**Description of the task**
Wherever the string "Panel" appears, copy the whole line.

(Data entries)
::::

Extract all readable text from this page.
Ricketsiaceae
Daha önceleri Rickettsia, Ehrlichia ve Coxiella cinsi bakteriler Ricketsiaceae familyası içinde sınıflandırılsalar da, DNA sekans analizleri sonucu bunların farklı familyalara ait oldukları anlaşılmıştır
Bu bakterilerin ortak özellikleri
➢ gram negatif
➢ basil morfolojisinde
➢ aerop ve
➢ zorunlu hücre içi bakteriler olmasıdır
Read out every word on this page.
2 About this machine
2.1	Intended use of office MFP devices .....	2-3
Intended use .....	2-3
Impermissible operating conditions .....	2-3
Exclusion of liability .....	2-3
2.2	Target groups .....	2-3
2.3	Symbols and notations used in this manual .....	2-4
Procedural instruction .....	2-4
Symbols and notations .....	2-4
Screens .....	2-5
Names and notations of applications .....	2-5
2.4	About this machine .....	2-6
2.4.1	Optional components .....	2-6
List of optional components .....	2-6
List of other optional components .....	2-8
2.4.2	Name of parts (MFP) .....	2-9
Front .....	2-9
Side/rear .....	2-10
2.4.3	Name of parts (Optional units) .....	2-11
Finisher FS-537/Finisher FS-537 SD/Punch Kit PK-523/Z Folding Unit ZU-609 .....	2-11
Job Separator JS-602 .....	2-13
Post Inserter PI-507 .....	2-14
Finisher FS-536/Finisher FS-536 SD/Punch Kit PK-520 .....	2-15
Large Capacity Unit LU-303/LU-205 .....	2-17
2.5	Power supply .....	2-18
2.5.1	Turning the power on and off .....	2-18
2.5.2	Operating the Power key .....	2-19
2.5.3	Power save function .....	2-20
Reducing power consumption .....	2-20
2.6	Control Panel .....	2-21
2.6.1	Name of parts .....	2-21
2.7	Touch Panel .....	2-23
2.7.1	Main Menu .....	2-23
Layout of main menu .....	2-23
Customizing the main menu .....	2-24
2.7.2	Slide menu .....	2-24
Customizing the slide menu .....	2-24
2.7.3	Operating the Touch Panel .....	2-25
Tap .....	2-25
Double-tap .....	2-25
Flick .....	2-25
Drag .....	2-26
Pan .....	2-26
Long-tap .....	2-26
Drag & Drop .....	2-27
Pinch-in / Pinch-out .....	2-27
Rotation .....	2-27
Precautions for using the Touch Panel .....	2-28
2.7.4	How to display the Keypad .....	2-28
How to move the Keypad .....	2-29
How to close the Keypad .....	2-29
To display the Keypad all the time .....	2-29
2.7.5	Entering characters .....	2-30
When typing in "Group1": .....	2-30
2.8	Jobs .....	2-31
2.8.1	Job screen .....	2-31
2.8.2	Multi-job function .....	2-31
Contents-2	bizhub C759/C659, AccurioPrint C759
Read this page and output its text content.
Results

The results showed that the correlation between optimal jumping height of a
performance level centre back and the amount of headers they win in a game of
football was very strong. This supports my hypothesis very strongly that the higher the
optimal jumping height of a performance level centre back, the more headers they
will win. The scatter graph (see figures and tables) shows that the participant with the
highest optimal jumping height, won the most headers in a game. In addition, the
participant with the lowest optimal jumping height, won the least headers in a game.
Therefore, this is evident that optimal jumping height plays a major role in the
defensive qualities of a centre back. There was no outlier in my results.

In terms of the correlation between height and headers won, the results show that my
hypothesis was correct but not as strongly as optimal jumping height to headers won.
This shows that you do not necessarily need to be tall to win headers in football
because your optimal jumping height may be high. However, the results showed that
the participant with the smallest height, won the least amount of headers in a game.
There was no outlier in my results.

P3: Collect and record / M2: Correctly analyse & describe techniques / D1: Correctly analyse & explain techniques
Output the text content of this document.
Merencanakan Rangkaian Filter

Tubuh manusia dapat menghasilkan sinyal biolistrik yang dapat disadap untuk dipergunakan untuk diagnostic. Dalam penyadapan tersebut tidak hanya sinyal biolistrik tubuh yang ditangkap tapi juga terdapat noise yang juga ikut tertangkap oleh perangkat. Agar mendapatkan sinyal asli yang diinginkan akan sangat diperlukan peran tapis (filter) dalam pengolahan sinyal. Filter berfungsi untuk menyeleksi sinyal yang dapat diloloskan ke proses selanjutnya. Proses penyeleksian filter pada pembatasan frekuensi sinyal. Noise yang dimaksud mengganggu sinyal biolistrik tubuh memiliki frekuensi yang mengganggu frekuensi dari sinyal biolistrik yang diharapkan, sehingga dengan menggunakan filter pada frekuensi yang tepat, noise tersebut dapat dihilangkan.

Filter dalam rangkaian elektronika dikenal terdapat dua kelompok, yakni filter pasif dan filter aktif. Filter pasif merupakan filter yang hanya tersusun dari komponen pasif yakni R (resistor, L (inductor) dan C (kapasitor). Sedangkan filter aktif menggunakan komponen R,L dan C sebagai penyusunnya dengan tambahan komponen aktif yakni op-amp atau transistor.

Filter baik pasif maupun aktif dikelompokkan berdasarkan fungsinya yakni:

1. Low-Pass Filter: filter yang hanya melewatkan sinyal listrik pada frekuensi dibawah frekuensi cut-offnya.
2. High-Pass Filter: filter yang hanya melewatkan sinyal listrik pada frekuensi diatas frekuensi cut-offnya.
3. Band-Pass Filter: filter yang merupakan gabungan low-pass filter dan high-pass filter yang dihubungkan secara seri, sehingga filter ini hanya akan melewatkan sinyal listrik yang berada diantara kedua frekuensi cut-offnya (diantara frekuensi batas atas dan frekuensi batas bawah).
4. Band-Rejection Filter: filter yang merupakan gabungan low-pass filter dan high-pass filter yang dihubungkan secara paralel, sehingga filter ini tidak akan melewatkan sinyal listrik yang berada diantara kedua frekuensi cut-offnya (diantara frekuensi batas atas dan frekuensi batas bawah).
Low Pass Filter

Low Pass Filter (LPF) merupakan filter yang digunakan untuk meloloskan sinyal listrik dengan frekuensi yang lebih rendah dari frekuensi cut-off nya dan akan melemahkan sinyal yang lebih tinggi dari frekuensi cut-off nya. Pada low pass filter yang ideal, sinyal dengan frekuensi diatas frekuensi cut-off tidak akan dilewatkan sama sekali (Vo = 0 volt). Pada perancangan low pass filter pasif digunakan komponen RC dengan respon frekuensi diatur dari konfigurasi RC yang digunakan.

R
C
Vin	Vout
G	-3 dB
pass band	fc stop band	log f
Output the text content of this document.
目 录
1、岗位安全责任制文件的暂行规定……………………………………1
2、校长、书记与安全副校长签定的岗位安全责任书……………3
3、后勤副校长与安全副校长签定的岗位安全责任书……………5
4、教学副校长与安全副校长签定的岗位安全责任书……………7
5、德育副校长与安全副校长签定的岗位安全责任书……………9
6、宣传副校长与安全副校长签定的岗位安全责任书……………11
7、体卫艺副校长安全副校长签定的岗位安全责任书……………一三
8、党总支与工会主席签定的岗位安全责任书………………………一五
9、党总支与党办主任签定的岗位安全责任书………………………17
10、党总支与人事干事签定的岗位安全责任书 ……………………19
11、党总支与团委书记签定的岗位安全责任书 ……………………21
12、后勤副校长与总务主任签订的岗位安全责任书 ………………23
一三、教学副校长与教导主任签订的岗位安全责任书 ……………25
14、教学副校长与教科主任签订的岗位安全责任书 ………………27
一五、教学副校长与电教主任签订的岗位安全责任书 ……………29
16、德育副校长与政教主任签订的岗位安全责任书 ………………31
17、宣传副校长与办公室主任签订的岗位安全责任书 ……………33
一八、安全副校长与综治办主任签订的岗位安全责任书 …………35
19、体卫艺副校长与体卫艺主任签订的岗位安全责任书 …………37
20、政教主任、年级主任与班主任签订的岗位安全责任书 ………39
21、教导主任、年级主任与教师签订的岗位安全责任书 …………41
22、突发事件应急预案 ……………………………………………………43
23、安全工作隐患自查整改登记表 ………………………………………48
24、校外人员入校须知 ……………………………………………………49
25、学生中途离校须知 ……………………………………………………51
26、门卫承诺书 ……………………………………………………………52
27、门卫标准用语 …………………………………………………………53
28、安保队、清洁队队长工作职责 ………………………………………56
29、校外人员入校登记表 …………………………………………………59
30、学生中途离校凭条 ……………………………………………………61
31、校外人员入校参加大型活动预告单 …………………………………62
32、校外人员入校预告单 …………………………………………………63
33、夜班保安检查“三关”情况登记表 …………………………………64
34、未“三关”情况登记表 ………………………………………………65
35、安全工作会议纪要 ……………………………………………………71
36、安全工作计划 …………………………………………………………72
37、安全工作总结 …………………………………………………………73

::::

**Expected output**
2.6	Control Panel .....	2-21
2.7	Touch Panel .....	2-23
2.7.3	Operating the Touch Panel .....	2-25
Precautions for using the Touch Panel .....	2-28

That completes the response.